#### Short exercise
Can you continue the football coaching piece on technique versus skill, starting right after its final sentence?

== Text excerpt

Is it Technique or Skill?
The best part of social media is the sharing of information. In football coaching circles this traditionally becomes an exercise of watching film, isolating techniques or movement patterns, and giving a couple coaching cues to execute the technique. My question: is technique driving the solution or is it skill?
Here’s the tweet. Okay, so why did the player execute this particular technique instead of the countless other techniques and movement patterns that he has been exposed to throughout his career? Was it because he’s been told 976 times throughout the off-season, fall camp, team meetings, position group meetings, and individual meetings that within an odd front structure, especially 4 open, his mentality pre-snap should be to stack-track-fallback because there is higher probability they are running inside zone. Maybe? Constant feedback is a way to get your point across. And, it has to be one of the most annoying forms of communication (conjecture) and has serious diminishing returns after a while. Additionally, it may overload the athlete with information.

====
== Entries shown

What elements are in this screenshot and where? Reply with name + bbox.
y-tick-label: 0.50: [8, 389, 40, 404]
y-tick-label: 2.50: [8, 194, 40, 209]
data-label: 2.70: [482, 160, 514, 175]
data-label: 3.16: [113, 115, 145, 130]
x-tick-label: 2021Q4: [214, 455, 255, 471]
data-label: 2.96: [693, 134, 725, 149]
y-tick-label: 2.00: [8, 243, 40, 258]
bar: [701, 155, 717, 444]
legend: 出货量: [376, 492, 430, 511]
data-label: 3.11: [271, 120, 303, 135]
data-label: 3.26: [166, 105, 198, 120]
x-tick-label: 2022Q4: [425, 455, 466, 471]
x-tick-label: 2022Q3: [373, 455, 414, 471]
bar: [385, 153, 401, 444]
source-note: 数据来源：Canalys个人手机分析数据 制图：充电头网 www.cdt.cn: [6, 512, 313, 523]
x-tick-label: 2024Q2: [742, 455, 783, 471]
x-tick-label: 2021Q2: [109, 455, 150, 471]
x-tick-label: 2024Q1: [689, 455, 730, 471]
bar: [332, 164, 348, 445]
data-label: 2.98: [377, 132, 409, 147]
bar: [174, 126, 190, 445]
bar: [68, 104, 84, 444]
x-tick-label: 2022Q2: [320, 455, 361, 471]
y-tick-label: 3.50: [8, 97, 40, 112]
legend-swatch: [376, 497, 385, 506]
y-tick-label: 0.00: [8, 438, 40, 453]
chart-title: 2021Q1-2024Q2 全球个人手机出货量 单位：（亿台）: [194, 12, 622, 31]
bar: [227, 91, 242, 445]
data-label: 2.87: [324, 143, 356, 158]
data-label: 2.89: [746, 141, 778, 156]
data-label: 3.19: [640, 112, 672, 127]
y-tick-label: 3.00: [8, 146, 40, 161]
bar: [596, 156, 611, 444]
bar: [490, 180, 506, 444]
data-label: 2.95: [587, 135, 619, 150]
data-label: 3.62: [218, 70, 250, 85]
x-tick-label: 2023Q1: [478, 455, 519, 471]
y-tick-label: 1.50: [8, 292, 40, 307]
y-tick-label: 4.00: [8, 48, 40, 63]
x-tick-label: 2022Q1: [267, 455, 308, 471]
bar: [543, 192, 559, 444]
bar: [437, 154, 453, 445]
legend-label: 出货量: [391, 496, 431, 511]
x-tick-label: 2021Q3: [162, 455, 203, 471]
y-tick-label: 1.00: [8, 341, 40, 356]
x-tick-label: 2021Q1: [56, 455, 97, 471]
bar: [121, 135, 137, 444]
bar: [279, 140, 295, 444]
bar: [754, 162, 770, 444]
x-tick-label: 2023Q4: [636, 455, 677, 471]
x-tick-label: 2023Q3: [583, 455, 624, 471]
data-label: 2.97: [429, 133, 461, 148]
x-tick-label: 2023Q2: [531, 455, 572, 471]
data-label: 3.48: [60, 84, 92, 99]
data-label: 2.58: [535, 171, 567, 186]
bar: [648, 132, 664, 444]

====

#### Answer below
So maybe feedback is part of the answer, but what else? Muscle memory probably plays a role, right? The traditional thought on why techniques in football work is: rote memorization of a desired movement pattern or technique, with enough reps, leads to success on the field. It’s easy to look at a successful outcome and attribute the success of the play to what we “believe” is true and right. However, if he had charged the C gap instead of playing laterally in a shuffle, wouldn’t he have made the tackle closer to the line of scrimmage, resulting in a better outcome?
My belief is the player executed this technique due to the emerging conditions of the play. The technique was the most attractive solution within the environment of this play. The traditional thinking of using proper technique and fundamentals is the wrong direction of causality. Skill is the reason the technique emerged, technique does not make the player skilled. Using the traditional logic that techniques are the answer: couldn’t any kid that can accomplish this specific movement pattern make that play? Are you defining skill as techniques and fundamentals done by the biggest, fastest, strongest players? That doesn’t hold up either, Yuri Verkhoshansky, one of the greatest S&C coaches ever called bullshit on that logic:
“All too often, the solution to most performance problems in such sports seems to be a philosophy of “the greater the strength and the greater the muscle hypertrophy, the better”, despite the fact that one constantly witnesses exceptional performances being achieved in these sports by lighter and less strong individuals.”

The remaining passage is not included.